>>
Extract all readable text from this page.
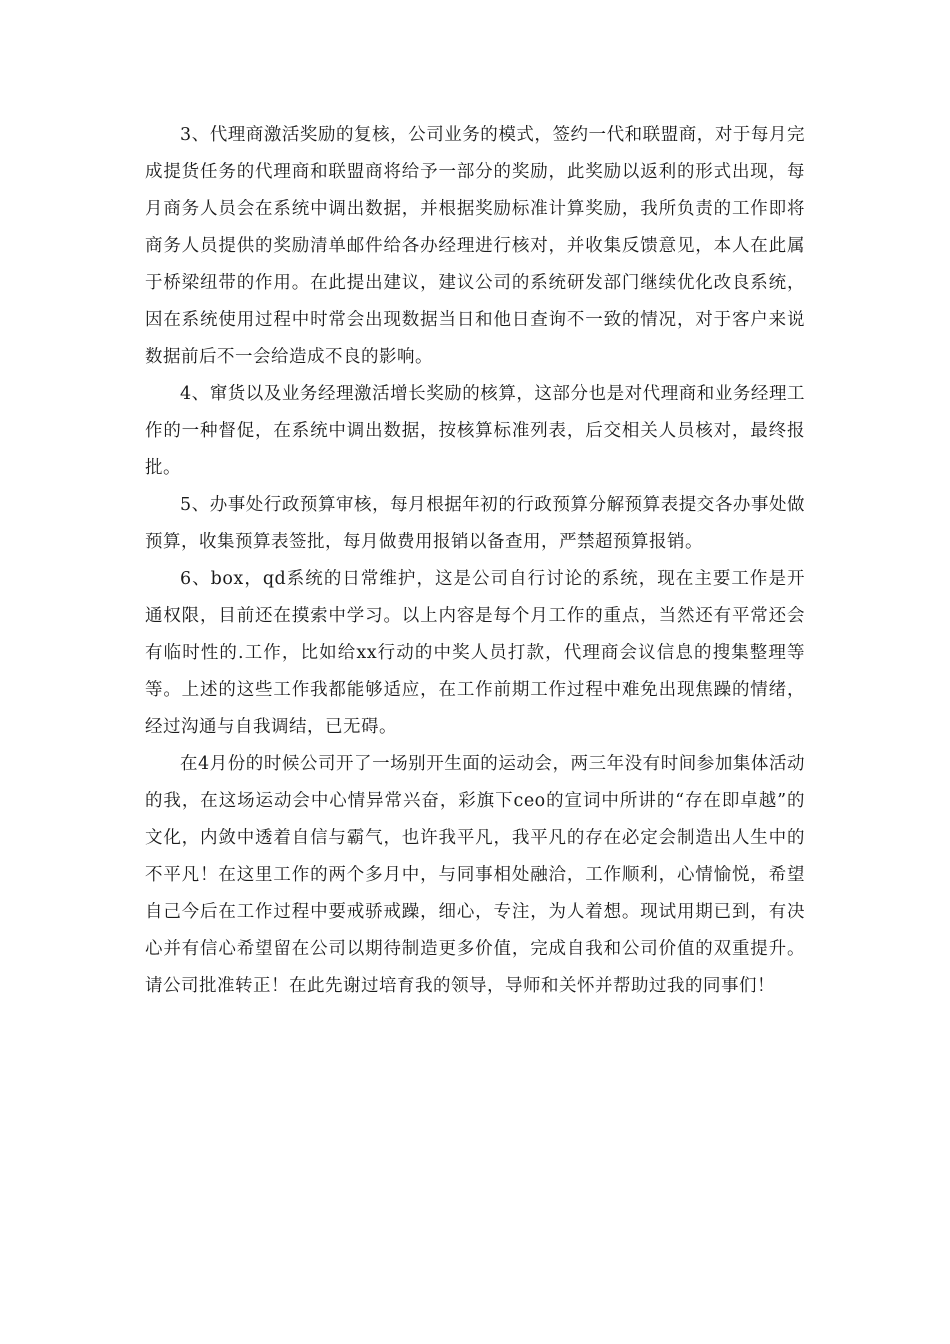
3、代理商激活奖励的复核，公司业务的模式，签约一代和联盟商，对于每月完成提货任务的代理商和联盟商将给予一部分的奖励，此奖励以返利的形式出现，每月商务人员会在系统中调出数据，并根据奖励标准计算奖励，我所负责的工作即将商务人员提供的奖励清单邮件给各办经理进行核对，并收集反馈意见，本人在此属于桥梁纽带的作用。在此提出建议，建议公司的系统研发部门继续优化改良系统，因在系统使用过程中时常会出现数据当日和他日查询不一致的情况，对于客户来说数据前后不一会给造成不良的影响。

4、窜货以及业务经理激活增长奖励的核算，这部分也是对代理商和业务经理工作的一种督促，在系统中调出数据，按核算标准列表，后交相关人员核对，最终报批。

5、办事处行政预算审核，每月根据年初的行政预算分解预算表提交各办事处做预算，收集预算表签批，每月做费用报销以备查用，严禁超预算报销。

6、box，qd系统的日常维护，这是公司自行讨论的系统，现在主要工作是开通权限，目前还在摸索中学习。以上内容是每个月工作的重点，当然还有平常还会有临时性的.工作，比如给xx行动的中奖人员打款，代理商会议信息的搜集整理等等。上述的这些工作我都能够适应，在工作前期工作过程中难免出现焦躁的情绪，经过沟通与自我调结，已无碍。

在4月份的时候公司开了一场别开生面的运动会，两三年没有时间参加集体活动的我，在这场运动会中心情异常兴奋，彩旗下ceo的宣词中所讲的“存在即卓越”的文化，内敛中透着自信与霸气，也许我平凡，我平凡的存在必定会制造出人生中的不平凡！在这里工作的两个多月中，与同事相处融洽，工作顺利，心情愉悦，希望自己今后在工作过程中要戒骄戒躁，细心，专注，为人着想。现试用期已到，有决心并有信心希望留在公司以期待制造更多价值，完成自我和公司价值的双重提升。请公司批准转正！在此先谢过培育我的领导，导师和关怀并帮助过我的同事们！
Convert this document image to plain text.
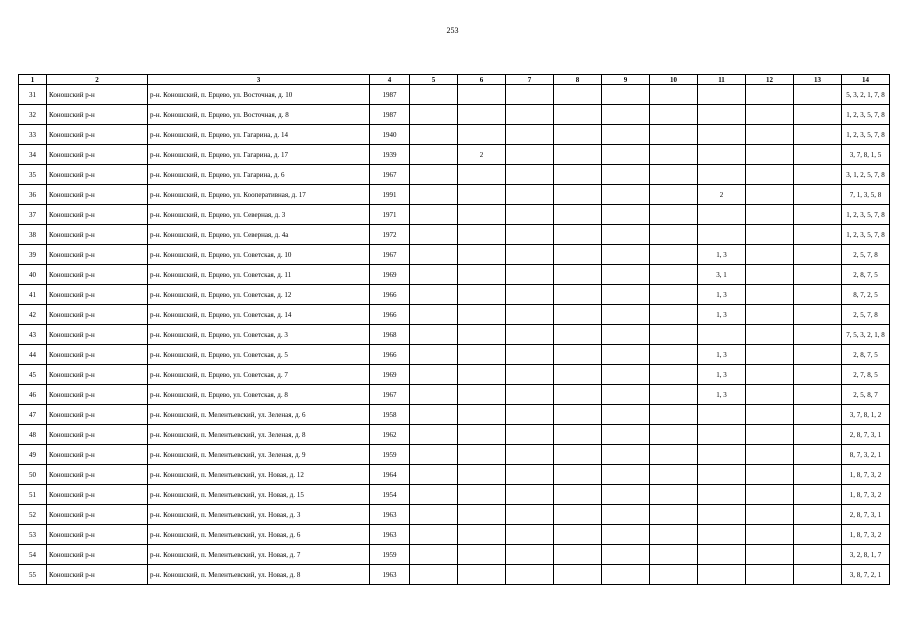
253
1	2	3	4	5	6	7	8	9	10	11	12	13	14
31	Коношский р-н	р-н. Коношский, п. Ерцево, ул. Восточная, д. 10	1987										5, 3, 2, 1, 7, 8
32	Коношский р-н	р-н. Коношский, п. Ерцево, ул. Восточная, д. 8	1987										1, 2, 3, 5, 7, 8
33	Коношский р-н	р-н. Коношский, п. Ерцево, ул. Гагарина, д. 14	1940										1, 2, 3, 5, 7, 8
34	Коношский р-н	р-н. Коношский, п. Ерцево, ул. Гагарина, д. 17	1939		2								3, 7, 8, 1, 5
35	Коношский р-н	р-н. Коношский, п. Ерцево, ул. Гагарина, д. 6	1967										3, 1, 2, 5, 7, 8
36	Коношский р-н	р-н. Коношский, п. Ерцево, ул. Кооперативная, д. 17	1991							2			7, 1, 3, 5, 8
37	Коношский р-н	р-н. Коношский, п. Ерцево, ул. Северная, д. 3	1971										1, 2, 3, 5, 7, 8
38	Коношский р-н	р-н. Коношский, п. Ерцево, ул. Северная, д. 4а	1972										1, 2, 3, 5, 7, 8
39	Коношский р-н	р-н. Коношский, п. Ерцево, ул. Советская, д. 10	1967							1, 3			2, 5, 7, 8
40	Коношский р-н	р-н. Коношский, п. Ерцево, ул. Советская, д. 11	1969							3, 1			2, 8, 7, 5
41	Коношский р-н	р-н. Коношский, п. Ерцево, ул. Советская, д. 12	1966							1, 3			8, 7, 2, 5
42	Коношский р-н	р-н. Коношский, п. Ерцево, ул. Советская, д. 14	1966							1, 3			2, 5, 7, 8
43	Коношский р-н	р-н. Коношский, п. Ерцево, ул. Советская, д. 3	1968										7, 5, 3, 2, 1, 8
44	Коношский р-н	р-н. Коношский, п. Ерцево, ул. Советская, д. 5	1966							1, 3			2, 8, 7, 5
45	Коношский р-н	р-н. Коношский, п. Ерцево, ул. Советская, д. 7	1969							1, 3			2, 7, 8, 5
46	Коношский р-н	р-н. Коношский, п. Ерцево, ул. Советская, д. 8	1967							1, 3			2, 5, 8, 7
47	Коношский р-н	р-н. Коношский, п. Мелентьевский, ул. Зеленая, д. 6	1958										3, 7, 8, 1, 2
48	Коношский р-н	р-н. Коношский, п. Мелентьевский, ул. Зеленая, д. 8	1962										2, 8, 7, 3, 1
49	Коношский р-н	р-н. Коношский, п. Мелентьевский, ул. Зеленая, д. 9	1959										8, 7, 3, 2, 1
50	Коношский р-н	р-н. Коношский, п. Мелентьевский, ул. Новая, д. 12	1964										1, 8, 7, 3, 2
51	Коношский р-н	р-н. Коношский, п. Мелентьевский, ул. Новая, д. 15	1954										1, 8, 7, 3, 2
52	Коношский р-н	р-н. Коношский, п. Мелентьевский, ул. Новая, д. 3	1963										2, 8, 7, 3, 1
53	Коношский р-н	р-н. Коношский, п. Мелентьевский, ул. Новая, д. 6	1963										1, 8, 7, 3, 2
54	Коношский р-н	р-н. Коношский, п. Мелентьевский, ул. Новая, д. 7	1959										3, 2, 8, 1, 7
55	Коношский р-н	р-н. Коношский, п. Мелентьевский, ул. Новая, д. 8	1963										3, 8, 7, 2, 1
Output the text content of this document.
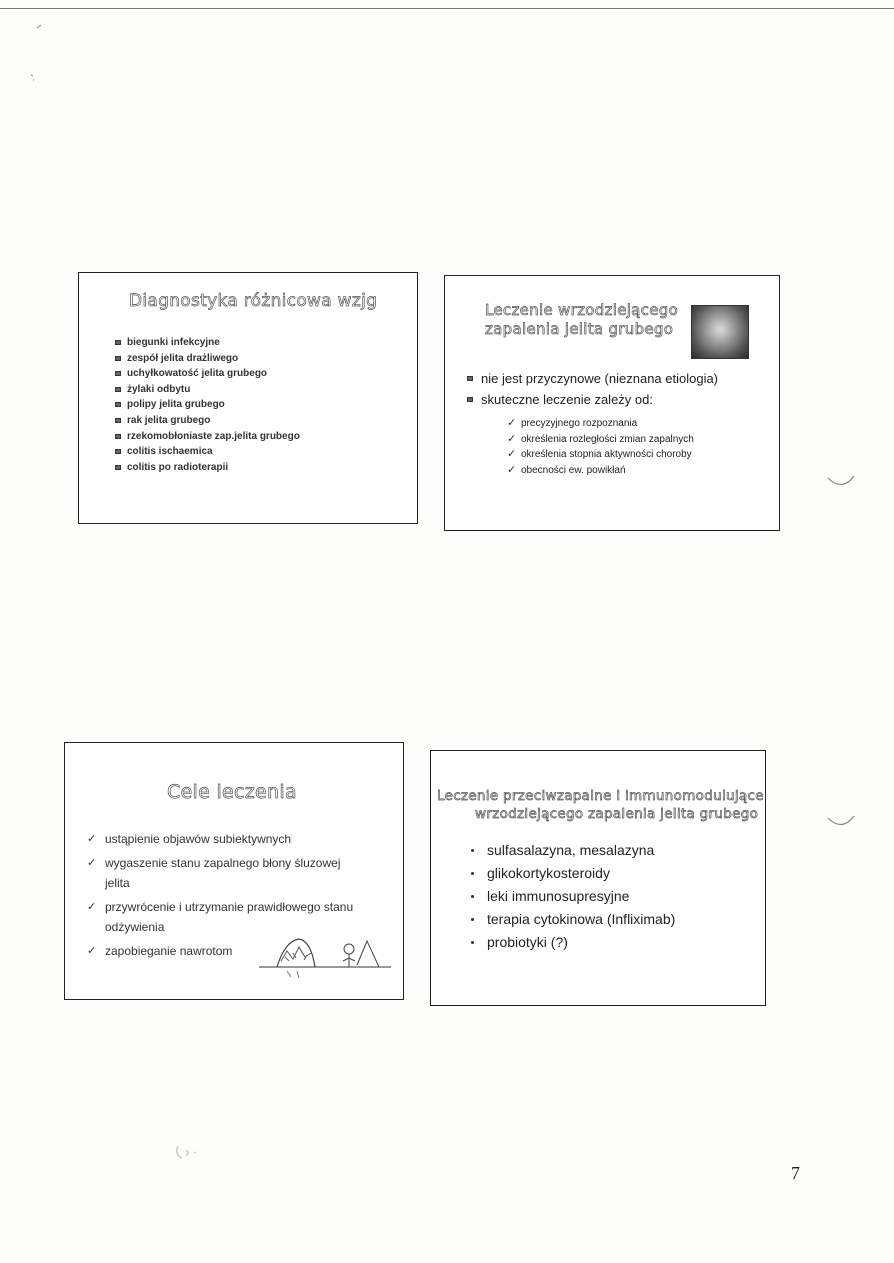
Diagnostyka różnicowa wzjg
biegunki infekcyjne
zespół jelita drażliwego
uchyłkowatość jelita grubego
żylaki odbytu
polipy jelita grubego
rak jelita grubego
rzekomobłoniaste zap.jelita grubego
colitis ischaemica
colitis po radioterapii
Leczenie wrzodziejącego
zapalenia jelita grubego
nie jest przyczynowe (nieznana etiologia)
skuteczne leczenie zależy od:
✓ precyzyjnego rozpoznania
✓ określenia rozległości zmian zapalnych
✓ określenia stopnia aktywności choroby
✓ obecności ew. powikłań
Cele leczenia
✓ ustąpienie objawów subiektywnych
✓ wygaszenie stanu zapalnego błony śluzowej
jelita
✓ przywrócenie i utrzymanie prawidłowego stanu
odżywienia
✓ zapobieganie nawrotom
Leczenie przeciwzapalne i immunomodulujące
wrzodziejącego zapalenia jelita grubego
sulfasalazyna, mesalazyna
glikokortykosteroidy
leki immunosupresyjne
terapia cytokinowa (Infliximab)
probiotyki (?)
7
<<
» **Requirement**:
Copy out each record shown above without alteration, skipping any picture.

» **Response**:
Extract all readable text from this page.
3、代理商激活奖励的复核，公司业务的模式，签约一代和联盟商，对于每月完成提货任务的代理商和联盟商将给予一部分的奖励，此奖励以返利的形式出现，每月商务人员会在系统中调出数据，并根据奖励标准计算奖励，我所负责的工作即将商务人员提供的奖励清单邮件给各办经理进行核对，并收集反馈意见，本人在此属于桥梁纽带的作用。在此提出建议，建议公司的系统研发部门继续优化改良系统，因在系统使用过程中时常会出现数据当日和他日查询不一致的情况，对于客户来说数据前后不一会给造成不良的影响。

4、窜货以及业务经理激活增长奖励的核算，这部分也是对代理商和业务经理工作的一种督促，在系统中调出数据，按核算标准列表，后交相关人员核对，最终报批。

5、办事处行政预算审核，每月根据年初的行政预算分解预算表提交各办事处做预算，收集预算表签批，每月做费用报销以备查用，严禁超预算报销。

6、box，qd系统的日常维护，这是公司自行讨论的系统，现在主要工作是开通权限，目前还在摸索中学习。以上内容是每个月工作的重点，当然还有平常还会有临时性的.工作，比如给xx行动的中奖人员打款，代理商会议信息的搜集整理等等。上述的这些工作我都能够适应，在工作前期工作过程中难免出现焦躁的情绪，经过沟通与自我调结，已无碍。

在4月份的时候公司开了一场别开生面的运动会，两三年没有时间参加集体活动的我，在这场运动会中心情异常兴奋，彩旗下ceo的宣词中所讲的“存在即卓越”的文化，内敛中透着自信与霸气，也许我平凡，我平凡的存在必定会制造出人生中的不平凡！在这里工作的两个多月中，与同事相处融洽，工作顺利，心情愉悦，希望自己今后在工作过程中要戒骄戒躁，细心，专注，为人着想。现试用期已到，有决心并有信心希望留在公司以期待制造更多价值，完成自我和公司价值的双重提升。请公司批准转正！在此先谢过培育我的领导，导师和关怀并帮助过我的同事们！
Convert this document image to plain text.
253
1	2	3	4	5	6	7	8	9	10	11	12	13	14
31	Коношский р-н	р-н. Коношский, п. Ерцево, ул. Восточная, д. 10	1987										5, 3, 2, 1, 7, 8
32	Коношский р-н	р-н. Коношский, п. Ерцево, ул. Восточная, д. 8	1987										1, 2, 3, 5, 7, 8
33	Коношский р-н	р-н. Коношский, п. Ерцево, ул. Гагарина, д. 14	1940										1, 2, 3, 5, 7, 8
34	Коношский р-н	р-н. Коношский, п. Ерцево, ул. Гагарина, д. 17	1939		2								3, 7, 8, 1, 5
35	Коношский р-н	р-н. Коношский, п. Ерцево, ул. Гагарина, д. 6	1967										3, 1, 2, 5, 7, 8
36	Коношский р-н	р-н. Коношский, п. Ерцево, ул. Кооперативная, д. 17	1991							2			7, 1, 3, 5, 8
37	Коношский р-н	р-н. Коношский, п. Ерцево, ул. Северная, д. 3	1971										1, 2, 3, 5, 7, 8
38	Коношский р-н	р-н. Коношский, п. Ерцево, ул. Северная, д. 4а	1972										1, 2, 3, 5, 7, 8
39	Коношский р-н	р-н. Коношский, п. Ерцево, ул. Советская, д. 10	1967							1, 3			2, 5, 7, 8
40	Коношский р-н	р-н. Коношский, п. Ерцево, ул. Советская, д. 11	1969							3, 1			2, 8, 7, 5
41	Коношский р-н	р-н. Коношский, п. Ерцево, ул. Советская, д. 12	1966							1, 3			8, 7, 2, 5
42	Коношский р-н	р-н. Коношский, п. Ерцево, ул. Советская, д. 14	1966							1, 3			2, 5, 7, 8
43	Коношский р-н	р-н. Коношский, п. Ерцево, ул. Советская, д. 3	1968										7, 5, 3, 2, 1, 8
44	Коношский р-н	р-н. Коношский, п. Ерцево, ул. Советская, д. 5	1966							1, 3			2, 8, 7, 5
45	Коношский р-н	р-н. Коношский, п. Ерцево, ул. Советская, д. 7	1969							1, 3			2, 7, 8, 5
46	Коношский р-н	р-н. Коношский, п. Ерцево, ул. Советская, д. 8	1967							1, 3			2, 5, 8, 7
47	Коношский р-н	р-н. Коношский, п. Мелентьевский, ул. Зеленая, д. 6	1958										3, 7, 8, 1, 2
48	Коношский р-н	р-н. Коношский, п. Мелентьевский, ул. Зеленая, д. 8	1962										2, 8, 7, 3, 1
49	Коношский р-н	р-н. Коношский, п. Мелентьевский, ул. Зеленая, д. 9	1959										8, 7, 3, 2, 1
50	Коношский р-н	р-н. Коношский, п. Мелентьевский, ул. Новая, д. 12	1964										1, 8, 7, 3, 2
51	Коношский р-н	р-н. Коношский, п. Мелентьевский, ул. Новая, д. 15	1954										1, 8, 7, 3, 2
52	Коношский р-н	р-н. Коношский, п. Мелентьевский, ул. Новая, д. 3	1963										2, 8, 7, 3, 1
53	Коношский р-н	р-н. Коношский, п. Мелентьевский, ул. Новая, д. 6	1963										1, 8, 7, 3, 2
54	Коношский р-н	р-н. Коношский, п. Мелентьевский, ул. Новая, д. 7	1959										3, 2, 8, 1, 7
55	Коношский р-н	р-н. Коношский, п. Мелентьевский, ул. Новая, д. 8	1963										3, 8, 7, 2, 1
Output the text content of this document.
Diagnostyka różnicowa wzjg
biegunki infekcyjne
zespół jelita drażliwego
uchyłkowatość jelita grubego
żylaki odbytu
polipy jelita grubego
rak jelita grubego
rzekomobłoniaste zap.jelita grubego
colitis ischaemica
colitis po radioterapii
Leczenie wrzodziejącego
zapalenia jelita grubego
nie jest przyczynowe (nieznana etiologia)
skuteczne leczenie zależy od:
✓ precyzyjnego rozpoznania
✓ określenia rozległości zmian zapalnych
✓ określenia stopnia aktywności choroby
✓ obecności ew. powikłań
Cele leczenia
✓ ustąpienie objawów subiektywnych
✓ wygaszenie stanu zapalnego błony śluzowej
jelita
✓ przywrócenie i utrzymanie prawidłowego stanu
odżywienia
✓ zapobieganie nawrotom
Leczenie przeciwzapalne i immunomodulujące
wrzodziejącego zapalenia jelita grubego
sulfasalazyna, mesalazyna
glikokortykosteroidy
leki immunosupresyjne
terapia cytokinowa (Infliximab)
probiotyki (?)
7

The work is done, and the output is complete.